## YOUR INSTRUCTIONS
Emit only the lines from the line containing "Convert this document image to plain text." through the last line of the entries, unchanged.

[LISTED RECORDS start]

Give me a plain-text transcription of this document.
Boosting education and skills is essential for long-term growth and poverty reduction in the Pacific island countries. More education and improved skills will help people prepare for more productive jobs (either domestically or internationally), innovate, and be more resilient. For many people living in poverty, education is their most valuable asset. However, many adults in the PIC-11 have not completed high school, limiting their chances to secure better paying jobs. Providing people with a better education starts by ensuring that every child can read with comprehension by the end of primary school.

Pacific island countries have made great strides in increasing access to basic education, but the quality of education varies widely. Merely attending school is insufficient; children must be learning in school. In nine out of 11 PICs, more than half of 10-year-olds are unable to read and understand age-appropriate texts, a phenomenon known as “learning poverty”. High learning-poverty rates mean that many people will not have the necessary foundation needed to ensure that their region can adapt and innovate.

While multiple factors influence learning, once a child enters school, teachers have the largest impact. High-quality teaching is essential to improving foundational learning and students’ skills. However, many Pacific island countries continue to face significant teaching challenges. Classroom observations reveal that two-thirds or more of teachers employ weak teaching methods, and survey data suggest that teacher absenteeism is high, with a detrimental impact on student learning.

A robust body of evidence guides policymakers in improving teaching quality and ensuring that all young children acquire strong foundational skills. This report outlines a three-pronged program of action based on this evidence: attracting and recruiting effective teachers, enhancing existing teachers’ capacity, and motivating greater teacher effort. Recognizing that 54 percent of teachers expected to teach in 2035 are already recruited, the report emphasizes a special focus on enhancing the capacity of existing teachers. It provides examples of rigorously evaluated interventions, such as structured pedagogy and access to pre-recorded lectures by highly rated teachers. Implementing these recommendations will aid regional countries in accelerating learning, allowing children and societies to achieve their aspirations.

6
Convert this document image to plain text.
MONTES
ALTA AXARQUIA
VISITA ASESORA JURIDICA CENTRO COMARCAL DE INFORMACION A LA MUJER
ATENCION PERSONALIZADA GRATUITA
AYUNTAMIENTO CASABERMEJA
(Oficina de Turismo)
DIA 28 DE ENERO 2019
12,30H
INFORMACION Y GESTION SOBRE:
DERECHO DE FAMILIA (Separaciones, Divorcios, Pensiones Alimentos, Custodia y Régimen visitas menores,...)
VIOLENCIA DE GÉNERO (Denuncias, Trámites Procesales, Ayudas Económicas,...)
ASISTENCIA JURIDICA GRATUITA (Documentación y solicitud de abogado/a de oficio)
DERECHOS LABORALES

[LISTED RECORDS end]

## REPLY TO THE TASK
Convert this document image to plain text.
MONTES
ALTA AXARQUIA
VISITA ASESORA JURIDICA CENTRO COMARCAL DE INFORMACION A LA MUJER
ATENCION PERSONALIZADA GRATUITA
AYUNTAMIENTO CASABERMEJA
(Oficina de Turismo)
DIA 28 DE ENERO 2019
12,30H
INFORMACION Y GESTION SOBRE:
DERECHO DE FAMILIA (Separaciones, Divorcios, Pensiones Alimentos, Custodia y Régimen visitas menores,...)
VIOLENCIA DE GÉNERO (Denuncias, Trámites Procesales, Ayudas Económicas,...)
ASISTENCIA JURIDICA GRATUITA (Documentación y solicitud de abogado/a de oficio)
DERECHOS LABORALES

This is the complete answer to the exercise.